I am using silhouette scores as a post-hoc measure of cluster validity for clusters derived from DBSCAN, but the metric fails to accurately capture what is happening in a particular situation that occurs in my data, and I am looking for alternatives.
The issue occurs when there are two nearby, but clearly separated clusters, which a silhouette score marks as not well distinguished. I present an example below. Is there an alternative metric that is used in clustering that might resolve this issue with silhouette scores?
library(dplyr)
library(ggplot2)
n = 1000
x = rnorm(n, mean = 0, sd = 0.5)
y = rnorm(n, mean = 0, sd = 0.5)

★ ★ ★

* [TO DO]:
a: In the post about silhouette scores, which clustering method produced the clusters being evaluated?
b: Extend the silhouette score post, starting right after its last line of R code.
The material after this text isn't needed.

* [DATA LINES]:
★ ★ ★

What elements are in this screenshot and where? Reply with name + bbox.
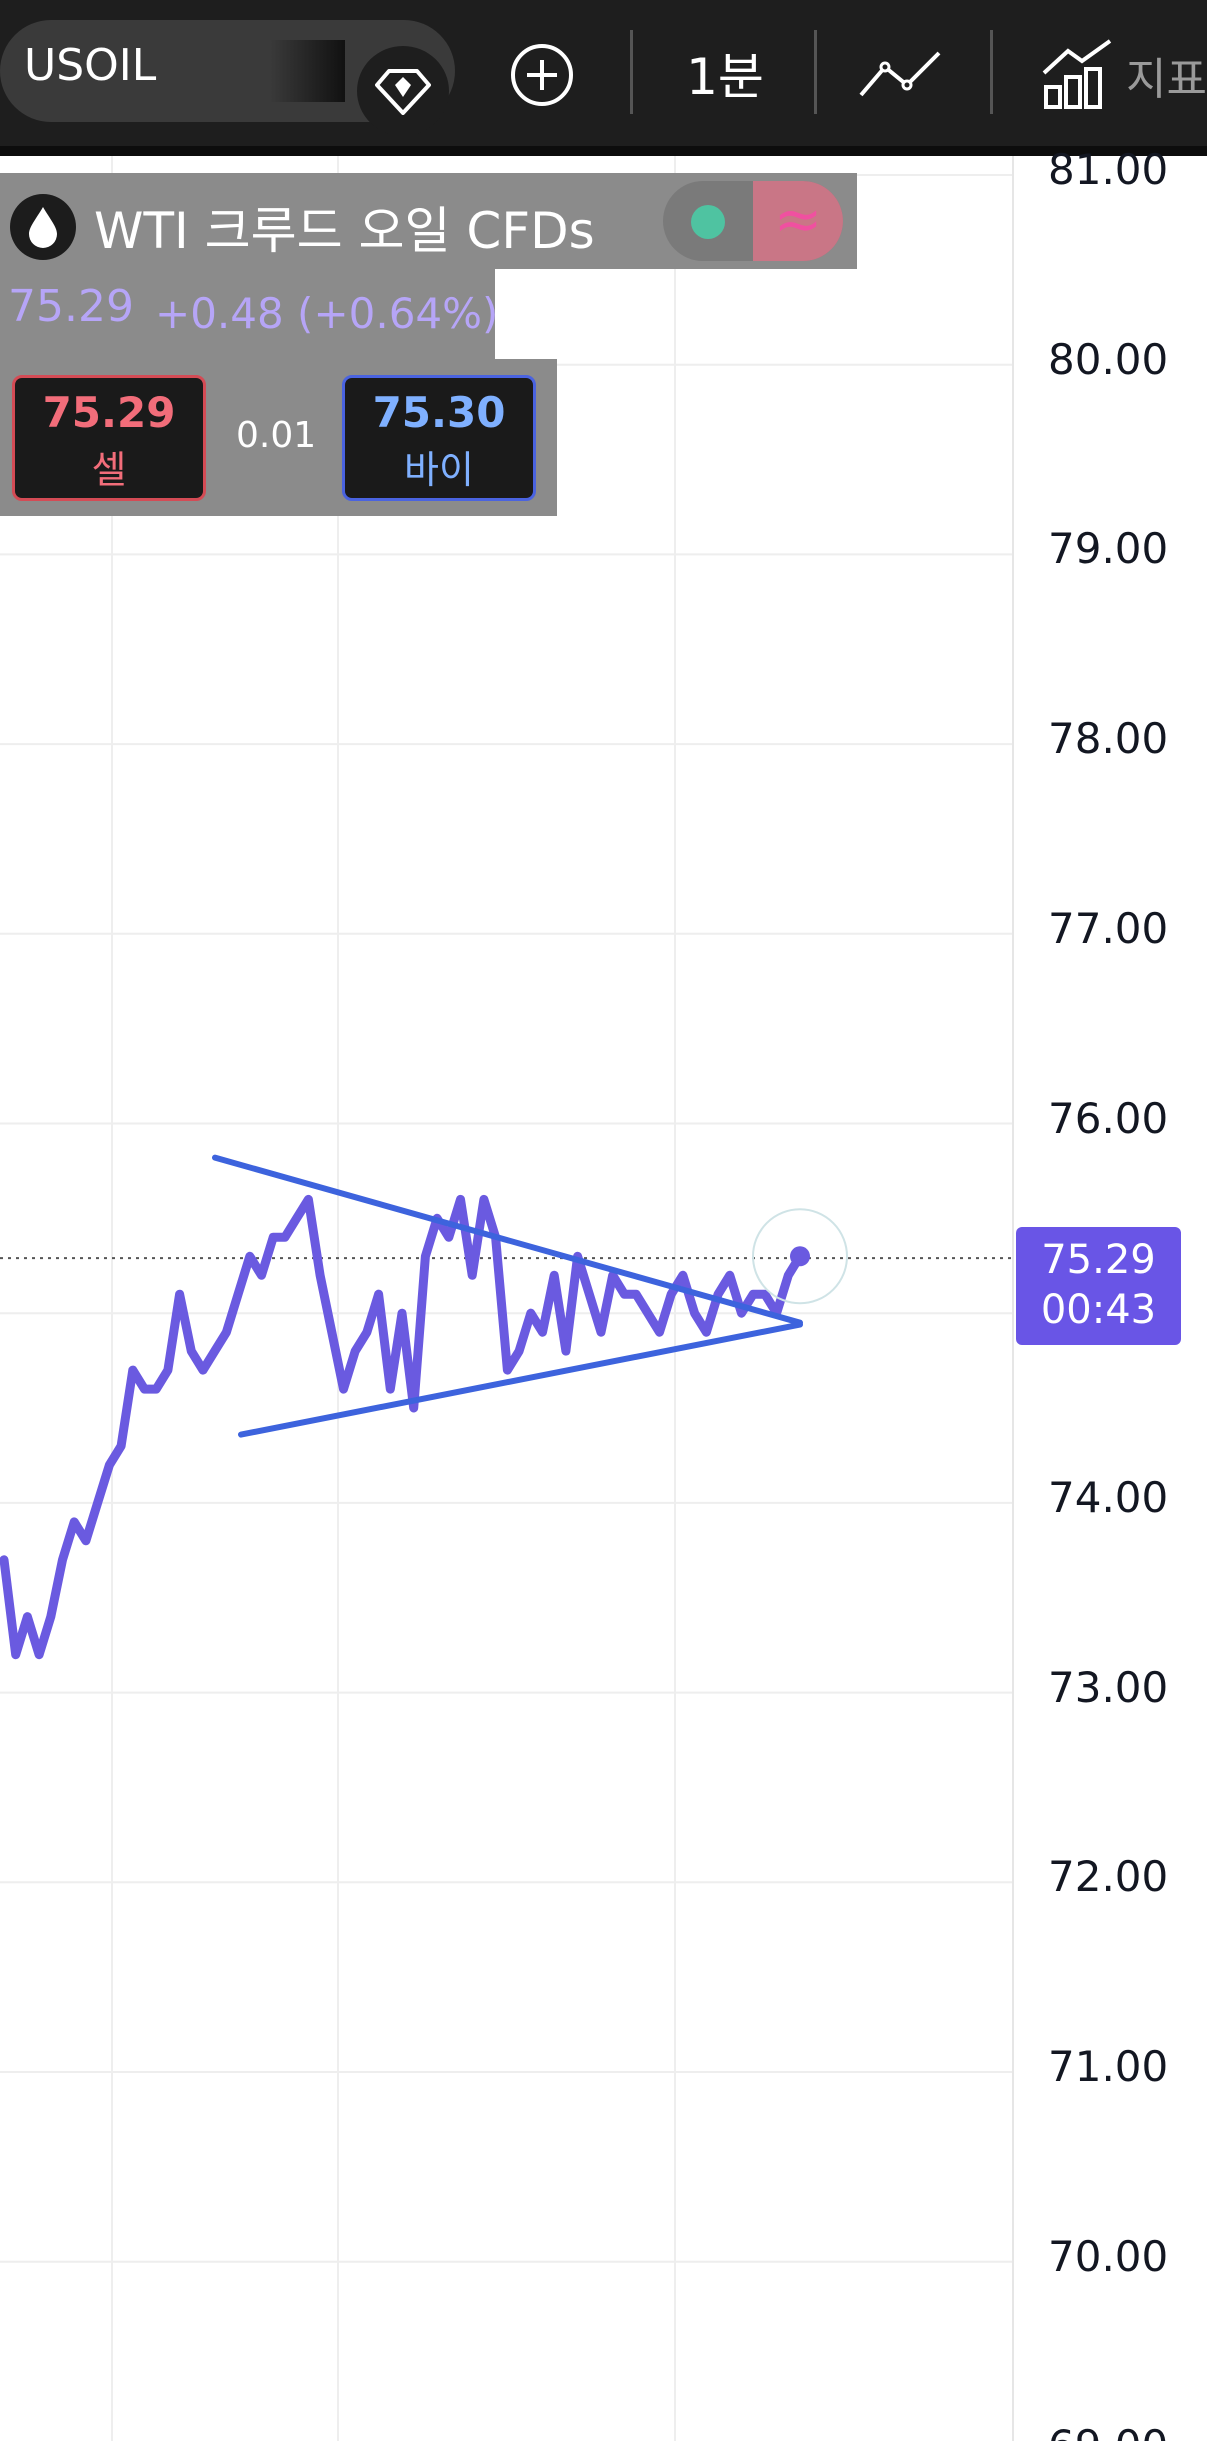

★ ★ ★

* [EXPECTED ANSWERS]:
a: DBSCAN.

b:
split = 0.05
df = data.frame(x = x, y = y)
df = df %>%
dplyr::filter(x < -1*split | x > split) %>%
mutate(
group = ifelse(x < split, 1, 2)
)
plot(df$x, df$y, col = factor(df$group))
silhouette_score = cluster::silhouette(df$group, dist = dist(df$x, df$y)) %>%
as.data.frame()
silhouette_score %>%
group_by(cluster) %>%
summarise(mean(sil_width))
ggplot(silhouette_score, aes(x = sil_width)) +
geom_histogram() +
facet_grid(~cluster)